- **What you need to do**: Will you transcribe the entries that follow, exactly and in full?

Start of Exercise input

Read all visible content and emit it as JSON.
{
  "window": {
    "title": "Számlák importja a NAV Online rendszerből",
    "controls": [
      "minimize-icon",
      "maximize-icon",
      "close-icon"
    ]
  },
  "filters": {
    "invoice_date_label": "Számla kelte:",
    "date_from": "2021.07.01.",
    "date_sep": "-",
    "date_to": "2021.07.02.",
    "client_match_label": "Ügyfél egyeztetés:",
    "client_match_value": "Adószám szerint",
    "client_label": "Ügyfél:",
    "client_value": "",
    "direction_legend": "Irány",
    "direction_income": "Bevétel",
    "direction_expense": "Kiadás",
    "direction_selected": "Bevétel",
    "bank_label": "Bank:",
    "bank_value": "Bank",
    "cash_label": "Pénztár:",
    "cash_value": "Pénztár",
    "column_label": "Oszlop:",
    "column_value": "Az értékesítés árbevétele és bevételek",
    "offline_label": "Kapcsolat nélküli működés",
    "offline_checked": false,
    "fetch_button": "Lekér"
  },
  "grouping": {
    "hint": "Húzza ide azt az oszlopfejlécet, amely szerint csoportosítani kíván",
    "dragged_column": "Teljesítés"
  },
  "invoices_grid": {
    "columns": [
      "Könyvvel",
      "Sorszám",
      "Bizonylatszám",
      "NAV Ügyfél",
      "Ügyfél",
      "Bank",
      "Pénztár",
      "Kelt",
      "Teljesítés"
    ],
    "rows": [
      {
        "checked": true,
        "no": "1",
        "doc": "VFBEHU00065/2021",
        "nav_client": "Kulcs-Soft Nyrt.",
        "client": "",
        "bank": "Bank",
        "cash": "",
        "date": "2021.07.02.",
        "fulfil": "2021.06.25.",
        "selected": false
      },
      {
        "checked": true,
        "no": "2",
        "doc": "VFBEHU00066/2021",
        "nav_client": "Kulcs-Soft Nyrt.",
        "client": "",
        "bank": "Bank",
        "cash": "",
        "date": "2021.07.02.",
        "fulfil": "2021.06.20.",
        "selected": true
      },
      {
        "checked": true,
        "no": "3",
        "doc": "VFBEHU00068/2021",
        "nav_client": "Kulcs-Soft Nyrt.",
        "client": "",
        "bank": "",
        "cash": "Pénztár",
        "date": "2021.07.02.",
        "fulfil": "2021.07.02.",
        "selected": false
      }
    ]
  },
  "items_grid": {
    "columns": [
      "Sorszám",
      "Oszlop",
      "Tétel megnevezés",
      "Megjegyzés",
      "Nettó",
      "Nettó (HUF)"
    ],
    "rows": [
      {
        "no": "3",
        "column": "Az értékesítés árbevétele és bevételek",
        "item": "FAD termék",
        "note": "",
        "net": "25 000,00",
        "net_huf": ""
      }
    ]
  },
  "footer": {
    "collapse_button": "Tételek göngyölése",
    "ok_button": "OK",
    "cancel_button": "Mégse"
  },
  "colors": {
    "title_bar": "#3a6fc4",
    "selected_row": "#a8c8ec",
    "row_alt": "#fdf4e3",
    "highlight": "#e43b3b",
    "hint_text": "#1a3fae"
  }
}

End of Exercise input

- **Reply to the exercise**:
Read all visible content and emit it as JSON.
{
  "window": {
    "title": "Számlák importja a NAV Online rendszerből",
    "controls": [
      "minimize-icon",
      "maximize-icon",
      "close-icon"
    ]
  },
  "filters": {
    "invoice_date_label": "Számla kelte:",
    "date_from": "2021.07.01.",
    "date_sep": "-",
    "date_to": "2021.07.02.",
    "client_match_label": "Ügyfél egyeztetés:",
    "client_match_value": "Adószám szerint",
    "client_label": "Ügyfél:",
    "client_value": "",
    "direction_legend": "Irány",
    "direction_income": "Bevétel",
    "direction_expense": "Kiadás",
    "direction_selected": "Bevétel",
    "bank_label": "Bank:",
    "bank_value": "Bank",
    "cash_label": "Pénztár:",
    "cash_value": "Pénztár",
    "column_label": "Oszlop:",
    "column_value": "Az értékesítés árbevétele és bevételek",
    "offline_label": "Kapcsolat nélküli működés",
    "offline_checked": false,
    "fetch_button": "Lekér"
  },
  "grouping": {
    "hint": "Húzza ide azt az oszlopfejlécet, amely szerint csoportosítani kíván",
    "dragged_column": "Teljesítés"
  },
  "invoices_grid": {
    "columns": [
      "Könyvvel",
      "Sorszám",
      "Bizonylatszám",
      "NAV Ügyfél",
      "Ügyfél",
      "Bank",
      "Pénztár",
      "Kelt",
      "Teljesítés"
    ],
    "rows": [
      {
        "checked": true,
        "no": "1",
        "doc": "VFBEHU00065/2021",
        "nav_client": "Kulcs-Soft Nyrt.",
        "client": "",
        "bank": "Bank",
        "cash": "",
        "date": "2021.07.02.",
        "fulfil": "2021.06.25.",
        "selected": false
      },
      {
        "checked": true,
        "no": "2",
        "doc": "VFBEHU00066/2021",
        "nav_client": "Kulcs-Soft Nyrt.",
        "client": "",
        "bank": "Bank",
        "cash": "",
        "date": "2021.07.02.",
        "fulfil": "2021.06.20.",
        "selected": true
      },
      {
        "checked": true,
        "no": "3",
        "doc": "VFBEHU00068/2021",
        "nav_client": "Kulcs-Soft Nyrt.",
        "client": "",
        "bank": "",
        "cash": "Pénztár",
        "date": "2021.07.02.",
        "fulfil": "2021.07.02.",
        "selected": false
      }
    ]
  },
  "items_grid": {
    "columns": [
      "Sorszám",
      "Oszlop",
      "Tétel megnevezés",
      "Megjegyzés",
      "Nettó",
      "Nettó (HUF)"
    ],
    "rows": [
      {
        "no": "3",
        "column": "Az értékesítés árbevétele és bevételek",
        "item": "FAD termék",
        "note": "",
        "net": "25 000,00",
        "net_huf": ""
      }
    ]
  },
  "footer": {
    "collapse_button": "Tételek göngyölése",
    "ok_button": "OK",
    "cancel_button": "Mégse"
  },
  "colors": {
    "title_bar": "#3a6fc4",
    "selected_row": "#a8c8ec",
    "row_alt": "#fdf4e3",
    "highlight": "#e43b3b",
    "hint_text": "#1a3fae"
  }
}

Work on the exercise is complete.